- **Document section**:
I also wanted a tool that correctly handled the gap between lab data and field data. One of the most common misunderstandings I encounter with clients is the assumption that a good lab score means the page passes the Core Web Vitals assessment. It does not. The Core Web Vitals assessment is based entirely on field data — the 75th percentile of real-user Chrome sessions over the preceding 28 days. A page can have excellent lab CLS and still fail in Search Console because the shifts that matter are happening in production, driven by ad content, A/B testing, or authenticated user experiences that the lab simulation never encounters. The tool makes that distinction clear every time results are displayed.
Who Should Use It
Any SEO, developer, or site owner who is working on Core Web Vitals improvement will find this tool useful as a first step. I would particularly recommend it for:
Technical SEO audits. When auditing a site’s Core Web Vitals, I use this tool to quickly assess multiple URLs — the homepage, key landing pages, product pages, and article templates — to identify which page types have the worst CLS and which elements are responsible. The cause-inference output makes it easier to triage: an image dimension problem across 200 product pages is a template fix, while an ad slot problem may require configuration changes in the ad management platform.
Before and after verification. After implementing a CLS fix, the tool provides a quick way to confirm that the fix worked in lab conditions before waiting four weeks for Search Console field data to catch up. If a fix resolves the shift at the element level in lab conditions, that’s a strong indicator the field data will improve as the 28-day window rolls forward.
Diagnosing discrepancies between lab and field scores. If you’re seeing a good lab score but a poor field score in Search Console, this tool surfaces the field data alongside the lab results so you can see the gap in one place, then use that as a starting point for investigating what production conditions are producing the additional shifts.
WordPress and Shopify sites. The site also includes detailed platform-specific guides for WordPress and Shopify — two platforms where CLS issues are especially common because of how themes, page builders, and app ecosystems layer dynamic content on top of each other. I’ve written those guides to address the specific causes I encounter most frequently on each platform.
How to Get Started
Go to https://www.cumulativelayoutshift.com, enter the URL of the page you want to test, and select your device target. The analysis typically completes in 10 to 30 seconds, depending on the complexity of the page and PageSpeed Insights API response times.
If your page has a CLS score above 0.1, start with the element list. The cause-inference badges will point you toward the most likely root cause. From there, the How to Fix CLS guide on the same site walks through remediation techniques for each cause category, with specific code examples.
The tool is free, requires no account, and does not store the URLs you submit. It is operated through Hartzer Consulting as a resource for site owners and technical SEO professionals who need a faster path from CLS score to actionable fix.
If you have a page that is producing an unexpectedly high CLS score — or if your lab and field scores are diverging in a way you can’t explain — I’d encourage you to run it through the checker and see what the element breakdown shows. In most cases, the path to a fix becomes clearer once you know exactly what shifted and why.

Saved data entries
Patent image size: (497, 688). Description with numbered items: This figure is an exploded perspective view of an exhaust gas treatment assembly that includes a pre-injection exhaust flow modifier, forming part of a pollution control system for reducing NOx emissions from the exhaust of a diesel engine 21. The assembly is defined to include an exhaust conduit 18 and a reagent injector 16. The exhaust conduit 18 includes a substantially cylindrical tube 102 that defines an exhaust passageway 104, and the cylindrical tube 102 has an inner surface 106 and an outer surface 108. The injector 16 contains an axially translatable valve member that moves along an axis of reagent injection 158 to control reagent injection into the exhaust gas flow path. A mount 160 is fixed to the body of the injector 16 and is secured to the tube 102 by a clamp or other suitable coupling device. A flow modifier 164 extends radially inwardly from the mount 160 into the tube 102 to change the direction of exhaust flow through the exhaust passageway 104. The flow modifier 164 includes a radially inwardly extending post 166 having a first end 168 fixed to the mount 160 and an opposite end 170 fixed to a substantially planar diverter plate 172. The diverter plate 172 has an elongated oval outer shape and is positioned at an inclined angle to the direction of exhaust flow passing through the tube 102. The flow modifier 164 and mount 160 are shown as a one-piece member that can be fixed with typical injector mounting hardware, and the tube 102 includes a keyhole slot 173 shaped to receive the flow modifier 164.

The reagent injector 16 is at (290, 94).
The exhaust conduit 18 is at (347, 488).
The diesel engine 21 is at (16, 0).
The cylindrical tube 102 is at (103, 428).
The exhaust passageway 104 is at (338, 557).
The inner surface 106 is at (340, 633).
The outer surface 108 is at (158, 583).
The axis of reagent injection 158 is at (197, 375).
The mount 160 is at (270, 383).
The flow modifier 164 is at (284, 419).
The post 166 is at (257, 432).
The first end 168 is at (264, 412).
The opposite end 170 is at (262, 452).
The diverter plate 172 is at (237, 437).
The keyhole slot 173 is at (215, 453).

- **Requirement 1**: Retype the CLS checker passage, starting with "How to Get Started" and going on through "specific code examples.".
- **Requirement 2**: In the CLS checker passage, what is the Core Web Vitals assessment based on?
The items have no connection to the CLS checker passage.

- **Answer area 1**:
How to Get Started
Go to https://www.cumulativelayoutshift.com, enter the URL of the page you want to test, and select your device target. The analysis typically completes in 10 to 30 seconds, depending on the complexity of the page and PageSpeed Insights API response times.
If your page has a CLS score above 0.1, start with the element list. The cause-inference badges will point you toward the most likely root cause. From there, the How to Fix CLS guide on the same site walks through remediation techniques for each cause category, with specific code examples.

- **Answer area 2**: It is based entirely on field data: the 75th percentile of real-user Chrome sessions over the preceding 28 days.